• Given exercise: Extract every line that contains the word "value".

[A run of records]
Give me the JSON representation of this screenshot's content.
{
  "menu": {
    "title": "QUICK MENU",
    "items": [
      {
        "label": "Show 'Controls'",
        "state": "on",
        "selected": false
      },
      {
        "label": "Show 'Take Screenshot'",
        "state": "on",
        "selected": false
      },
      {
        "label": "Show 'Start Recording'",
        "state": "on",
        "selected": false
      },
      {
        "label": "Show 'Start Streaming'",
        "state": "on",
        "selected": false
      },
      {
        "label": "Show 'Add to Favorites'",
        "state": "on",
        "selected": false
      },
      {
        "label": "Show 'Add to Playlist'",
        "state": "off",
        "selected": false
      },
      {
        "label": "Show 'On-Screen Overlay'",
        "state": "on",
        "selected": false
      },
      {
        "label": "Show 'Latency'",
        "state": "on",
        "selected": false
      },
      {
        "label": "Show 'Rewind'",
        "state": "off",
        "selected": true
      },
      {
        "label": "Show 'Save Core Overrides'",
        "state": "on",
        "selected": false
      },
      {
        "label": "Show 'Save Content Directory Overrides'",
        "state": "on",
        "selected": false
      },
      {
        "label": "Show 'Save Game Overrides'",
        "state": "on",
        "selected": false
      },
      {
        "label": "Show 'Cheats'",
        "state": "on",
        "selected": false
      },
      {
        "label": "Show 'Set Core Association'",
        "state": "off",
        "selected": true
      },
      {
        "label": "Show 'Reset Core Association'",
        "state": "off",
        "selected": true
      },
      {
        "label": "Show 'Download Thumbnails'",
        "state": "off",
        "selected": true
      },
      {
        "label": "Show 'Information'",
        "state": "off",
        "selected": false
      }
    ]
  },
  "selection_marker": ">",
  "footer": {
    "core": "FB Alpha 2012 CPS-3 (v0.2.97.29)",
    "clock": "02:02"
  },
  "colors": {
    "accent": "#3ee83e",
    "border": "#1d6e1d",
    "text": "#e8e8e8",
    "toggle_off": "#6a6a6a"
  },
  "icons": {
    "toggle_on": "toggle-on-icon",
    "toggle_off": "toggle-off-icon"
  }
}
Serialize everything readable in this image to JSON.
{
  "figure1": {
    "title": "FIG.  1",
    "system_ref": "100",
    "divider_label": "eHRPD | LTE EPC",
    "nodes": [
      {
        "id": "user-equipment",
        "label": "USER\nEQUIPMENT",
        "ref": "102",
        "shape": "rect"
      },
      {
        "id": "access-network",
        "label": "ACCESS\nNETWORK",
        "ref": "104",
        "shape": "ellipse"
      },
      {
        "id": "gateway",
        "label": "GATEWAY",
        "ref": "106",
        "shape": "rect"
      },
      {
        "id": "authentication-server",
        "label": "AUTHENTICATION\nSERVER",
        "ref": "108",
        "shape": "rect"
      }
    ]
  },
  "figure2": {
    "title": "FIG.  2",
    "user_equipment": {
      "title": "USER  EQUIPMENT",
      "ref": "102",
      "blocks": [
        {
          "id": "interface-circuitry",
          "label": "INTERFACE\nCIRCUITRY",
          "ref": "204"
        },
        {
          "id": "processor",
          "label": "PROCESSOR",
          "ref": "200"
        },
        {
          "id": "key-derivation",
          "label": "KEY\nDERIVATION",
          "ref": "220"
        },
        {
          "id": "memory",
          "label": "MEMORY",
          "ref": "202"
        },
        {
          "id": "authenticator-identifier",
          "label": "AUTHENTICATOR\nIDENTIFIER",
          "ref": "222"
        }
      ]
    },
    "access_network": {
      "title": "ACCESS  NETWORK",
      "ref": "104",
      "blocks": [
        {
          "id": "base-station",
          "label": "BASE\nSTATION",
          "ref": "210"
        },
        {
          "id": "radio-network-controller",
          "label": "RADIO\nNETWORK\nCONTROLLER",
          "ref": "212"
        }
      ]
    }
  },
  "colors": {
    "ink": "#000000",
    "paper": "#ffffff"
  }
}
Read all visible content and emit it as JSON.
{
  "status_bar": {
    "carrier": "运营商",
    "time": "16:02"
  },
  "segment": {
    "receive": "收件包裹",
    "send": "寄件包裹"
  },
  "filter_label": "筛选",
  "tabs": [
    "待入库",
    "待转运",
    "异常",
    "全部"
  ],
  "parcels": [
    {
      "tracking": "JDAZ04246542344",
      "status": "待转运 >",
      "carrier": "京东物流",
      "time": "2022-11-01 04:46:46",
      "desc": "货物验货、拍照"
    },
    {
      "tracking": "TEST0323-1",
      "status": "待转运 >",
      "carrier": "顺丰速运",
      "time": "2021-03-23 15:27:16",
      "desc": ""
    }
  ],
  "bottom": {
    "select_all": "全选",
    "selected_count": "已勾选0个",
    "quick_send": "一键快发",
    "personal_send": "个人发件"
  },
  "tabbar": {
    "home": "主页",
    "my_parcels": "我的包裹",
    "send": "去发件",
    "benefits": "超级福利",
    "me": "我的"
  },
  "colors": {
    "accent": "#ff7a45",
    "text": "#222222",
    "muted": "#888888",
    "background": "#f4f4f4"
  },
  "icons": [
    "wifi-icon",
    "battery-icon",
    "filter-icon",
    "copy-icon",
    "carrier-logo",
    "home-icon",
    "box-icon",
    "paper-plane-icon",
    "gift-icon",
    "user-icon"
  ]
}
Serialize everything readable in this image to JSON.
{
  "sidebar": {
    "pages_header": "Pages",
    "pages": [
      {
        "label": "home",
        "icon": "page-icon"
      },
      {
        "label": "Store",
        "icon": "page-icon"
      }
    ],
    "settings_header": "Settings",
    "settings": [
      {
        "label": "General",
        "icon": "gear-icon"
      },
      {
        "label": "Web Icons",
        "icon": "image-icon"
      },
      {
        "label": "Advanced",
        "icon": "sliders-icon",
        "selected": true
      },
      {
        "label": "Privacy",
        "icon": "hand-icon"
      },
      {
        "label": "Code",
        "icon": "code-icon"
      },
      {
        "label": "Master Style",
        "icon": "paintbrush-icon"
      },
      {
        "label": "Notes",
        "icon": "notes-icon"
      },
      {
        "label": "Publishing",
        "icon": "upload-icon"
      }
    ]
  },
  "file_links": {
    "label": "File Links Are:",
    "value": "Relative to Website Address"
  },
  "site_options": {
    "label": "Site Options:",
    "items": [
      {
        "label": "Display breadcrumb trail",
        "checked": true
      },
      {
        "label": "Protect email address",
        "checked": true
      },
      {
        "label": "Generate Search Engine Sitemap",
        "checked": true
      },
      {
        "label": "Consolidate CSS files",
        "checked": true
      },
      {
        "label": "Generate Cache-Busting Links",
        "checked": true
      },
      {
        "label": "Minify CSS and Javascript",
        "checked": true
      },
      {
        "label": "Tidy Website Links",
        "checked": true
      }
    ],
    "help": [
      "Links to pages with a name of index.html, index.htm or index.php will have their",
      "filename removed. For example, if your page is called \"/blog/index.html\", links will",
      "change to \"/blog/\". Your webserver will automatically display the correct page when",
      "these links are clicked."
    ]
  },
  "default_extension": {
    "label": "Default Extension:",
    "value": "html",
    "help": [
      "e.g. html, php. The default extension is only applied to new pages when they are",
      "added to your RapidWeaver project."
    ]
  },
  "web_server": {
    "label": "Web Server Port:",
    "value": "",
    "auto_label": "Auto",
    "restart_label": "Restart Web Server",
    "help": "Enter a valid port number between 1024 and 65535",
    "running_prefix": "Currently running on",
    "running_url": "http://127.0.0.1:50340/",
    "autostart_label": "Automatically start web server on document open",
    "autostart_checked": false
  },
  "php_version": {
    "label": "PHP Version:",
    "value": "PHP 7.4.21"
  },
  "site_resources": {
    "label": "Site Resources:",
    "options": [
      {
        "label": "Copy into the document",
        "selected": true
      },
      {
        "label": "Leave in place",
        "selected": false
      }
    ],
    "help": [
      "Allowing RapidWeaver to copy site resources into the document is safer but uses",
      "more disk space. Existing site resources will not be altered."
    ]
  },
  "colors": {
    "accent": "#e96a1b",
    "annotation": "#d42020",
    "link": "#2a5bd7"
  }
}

• Answer to this exercise:
    "value": "Relative to Website Address"
    "value": "html",
    "value": "",
    "value": "PHP 7.4.21"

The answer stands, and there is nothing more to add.